Data shown:
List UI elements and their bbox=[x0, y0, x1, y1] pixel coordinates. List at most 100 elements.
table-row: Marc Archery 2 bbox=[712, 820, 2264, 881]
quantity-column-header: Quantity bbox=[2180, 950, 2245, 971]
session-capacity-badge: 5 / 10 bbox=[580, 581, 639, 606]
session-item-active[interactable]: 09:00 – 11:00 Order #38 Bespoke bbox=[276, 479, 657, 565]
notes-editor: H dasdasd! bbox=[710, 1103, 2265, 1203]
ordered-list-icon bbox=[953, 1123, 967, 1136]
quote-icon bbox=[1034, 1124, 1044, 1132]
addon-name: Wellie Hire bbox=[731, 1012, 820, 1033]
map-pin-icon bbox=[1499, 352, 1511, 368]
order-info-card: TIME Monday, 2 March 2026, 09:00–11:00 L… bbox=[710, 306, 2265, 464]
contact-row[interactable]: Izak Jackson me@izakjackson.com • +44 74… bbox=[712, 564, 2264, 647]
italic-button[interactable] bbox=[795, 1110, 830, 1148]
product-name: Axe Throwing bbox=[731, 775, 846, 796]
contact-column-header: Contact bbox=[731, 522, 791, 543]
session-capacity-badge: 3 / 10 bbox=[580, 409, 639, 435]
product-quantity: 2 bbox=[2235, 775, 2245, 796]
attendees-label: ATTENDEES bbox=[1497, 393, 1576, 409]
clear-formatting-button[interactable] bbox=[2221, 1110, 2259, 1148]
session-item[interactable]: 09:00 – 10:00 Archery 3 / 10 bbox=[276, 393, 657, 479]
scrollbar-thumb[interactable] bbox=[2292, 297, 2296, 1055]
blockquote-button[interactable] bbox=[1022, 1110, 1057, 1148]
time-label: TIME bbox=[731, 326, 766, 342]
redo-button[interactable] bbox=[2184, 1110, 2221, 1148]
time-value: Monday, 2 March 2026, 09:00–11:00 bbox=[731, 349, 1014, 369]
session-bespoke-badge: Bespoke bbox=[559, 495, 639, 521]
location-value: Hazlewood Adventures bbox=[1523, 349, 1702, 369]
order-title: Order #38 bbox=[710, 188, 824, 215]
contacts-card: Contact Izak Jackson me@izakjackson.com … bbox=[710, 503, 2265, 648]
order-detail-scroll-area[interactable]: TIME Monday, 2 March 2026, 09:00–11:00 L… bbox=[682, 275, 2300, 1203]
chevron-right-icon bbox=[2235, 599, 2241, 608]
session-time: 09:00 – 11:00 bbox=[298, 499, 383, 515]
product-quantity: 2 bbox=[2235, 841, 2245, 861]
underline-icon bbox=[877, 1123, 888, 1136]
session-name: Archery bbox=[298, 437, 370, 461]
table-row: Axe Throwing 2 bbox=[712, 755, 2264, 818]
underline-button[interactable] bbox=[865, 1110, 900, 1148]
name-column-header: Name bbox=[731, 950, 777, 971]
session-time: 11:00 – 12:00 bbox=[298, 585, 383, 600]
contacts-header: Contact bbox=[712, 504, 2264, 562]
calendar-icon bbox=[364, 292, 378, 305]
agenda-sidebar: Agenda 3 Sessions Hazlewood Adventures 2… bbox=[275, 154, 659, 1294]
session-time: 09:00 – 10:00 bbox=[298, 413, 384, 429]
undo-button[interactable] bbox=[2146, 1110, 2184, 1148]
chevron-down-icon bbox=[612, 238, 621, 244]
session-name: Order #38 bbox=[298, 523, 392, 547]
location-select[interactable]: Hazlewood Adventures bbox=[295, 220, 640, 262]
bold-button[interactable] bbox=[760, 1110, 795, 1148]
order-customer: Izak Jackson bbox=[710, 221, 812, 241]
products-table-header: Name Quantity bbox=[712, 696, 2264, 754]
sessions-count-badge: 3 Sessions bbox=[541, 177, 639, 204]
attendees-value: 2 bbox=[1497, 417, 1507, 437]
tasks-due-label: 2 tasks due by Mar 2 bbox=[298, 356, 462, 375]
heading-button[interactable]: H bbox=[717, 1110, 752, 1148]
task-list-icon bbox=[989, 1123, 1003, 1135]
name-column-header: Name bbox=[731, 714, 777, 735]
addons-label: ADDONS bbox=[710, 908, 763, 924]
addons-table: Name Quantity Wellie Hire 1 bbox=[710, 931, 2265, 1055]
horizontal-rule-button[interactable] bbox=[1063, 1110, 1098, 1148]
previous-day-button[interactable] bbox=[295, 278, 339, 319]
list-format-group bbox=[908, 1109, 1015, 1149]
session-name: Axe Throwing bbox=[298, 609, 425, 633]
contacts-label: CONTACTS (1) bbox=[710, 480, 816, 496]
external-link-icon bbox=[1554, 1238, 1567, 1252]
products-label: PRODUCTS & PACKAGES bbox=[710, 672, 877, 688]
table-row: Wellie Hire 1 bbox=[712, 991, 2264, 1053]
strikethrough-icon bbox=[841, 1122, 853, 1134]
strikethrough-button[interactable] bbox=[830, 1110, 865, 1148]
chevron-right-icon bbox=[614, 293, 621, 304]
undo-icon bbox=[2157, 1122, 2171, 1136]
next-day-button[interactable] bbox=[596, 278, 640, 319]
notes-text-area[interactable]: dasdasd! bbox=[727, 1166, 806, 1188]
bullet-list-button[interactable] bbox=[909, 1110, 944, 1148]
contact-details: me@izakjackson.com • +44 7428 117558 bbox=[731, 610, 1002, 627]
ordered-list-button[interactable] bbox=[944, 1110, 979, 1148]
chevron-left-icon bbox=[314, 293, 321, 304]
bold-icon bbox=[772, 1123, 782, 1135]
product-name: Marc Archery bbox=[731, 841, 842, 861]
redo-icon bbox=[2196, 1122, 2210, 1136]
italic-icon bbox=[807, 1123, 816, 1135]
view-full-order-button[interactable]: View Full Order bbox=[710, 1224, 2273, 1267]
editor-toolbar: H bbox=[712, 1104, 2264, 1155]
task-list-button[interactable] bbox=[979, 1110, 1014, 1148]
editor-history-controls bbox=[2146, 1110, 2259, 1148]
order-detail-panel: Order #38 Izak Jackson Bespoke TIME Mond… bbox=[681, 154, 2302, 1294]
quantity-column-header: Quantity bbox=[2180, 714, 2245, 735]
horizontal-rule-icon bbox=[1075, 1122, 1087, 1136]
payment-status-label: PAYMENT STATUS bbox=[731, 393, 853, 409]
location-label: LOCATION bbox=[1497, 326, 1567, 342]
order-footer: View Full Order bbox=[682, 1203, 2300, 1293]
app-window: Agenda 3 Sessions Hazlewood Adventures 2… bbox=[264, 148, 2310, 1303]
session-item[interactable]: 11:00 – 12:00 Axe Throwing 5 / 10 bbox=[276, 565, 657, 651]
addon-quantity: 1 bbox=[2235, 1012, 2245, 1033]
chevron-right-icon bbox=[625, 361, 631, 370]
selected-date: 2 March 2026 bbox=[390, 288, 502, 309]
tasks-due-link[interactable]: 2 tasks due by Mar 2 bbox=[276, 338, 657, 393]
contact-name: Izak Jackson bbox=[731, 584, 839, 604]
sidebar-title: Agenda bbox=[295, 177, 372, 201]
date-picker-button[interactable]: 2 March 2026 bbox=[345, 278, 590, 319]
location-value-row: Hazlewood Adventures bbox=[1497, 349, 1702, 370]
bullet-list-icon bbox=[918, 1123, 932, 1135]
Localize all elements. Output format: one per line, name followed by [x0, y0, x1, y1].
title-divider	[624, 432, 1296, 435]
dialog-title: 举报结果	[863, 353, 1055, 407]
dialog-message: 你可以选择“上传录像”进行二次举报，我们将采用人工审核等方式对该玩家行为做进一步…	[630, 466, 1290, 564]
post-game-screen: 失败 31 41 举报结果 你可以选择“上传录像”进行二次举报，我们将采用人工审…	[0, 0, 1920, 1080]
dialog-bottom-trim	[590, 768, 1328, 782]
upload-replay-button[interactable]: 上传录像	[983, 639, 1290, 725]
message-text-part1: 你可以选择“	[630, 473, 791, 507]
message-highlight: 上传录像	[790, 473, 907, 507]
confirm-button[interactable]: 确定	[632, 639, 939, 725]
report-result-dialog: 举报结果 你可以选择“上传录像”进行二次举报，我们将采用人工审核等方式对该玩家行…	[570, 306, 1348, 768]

Task directions:
Render the lines as a JSON list of strings, one string per line, leaving out blank lines. Start at the first line and end at the line containing "order-info-card: TIME Monday, 2", including both.

Final answer:
[
  "List UI elements and their bbox=[x0, y0, x1, y1] pixel coordinates. List at most 100 elements.",
  "table-row: Marc Archery 2 bbox=[712, 820, 2264, 881]",
  "quantity-column-header: Quantity bbox=[2180, 950, 2245, 971]",
  "session-capacity-badge: 5 / 10 bbox=[580, 581, 639, 606]",
  "session-item-active[interactable]: 09:00 – 11:00 Order #38 Bespoke bbox=[276, 479, 657, 565]",
  "notes-editor: H dasdasd! bbox=[710, 1103, 2265, 1203]",
  "ordered-list-icon bbox=[953, 1123, 967, 1136]",
  "quote-icon bbox=[1034, 1124, 1044, 1132]",
  "addon-name: Wellie Hire bbox=[731, 1012, 820, 1033]",
  "map-pin-icon bbox=[1499, 352, 1511, 368]",
  "order-info-card: TIME Monday, 2 March 2026, 09:00–11:00 L… bbox=[710, 306, 2265, 464]"
]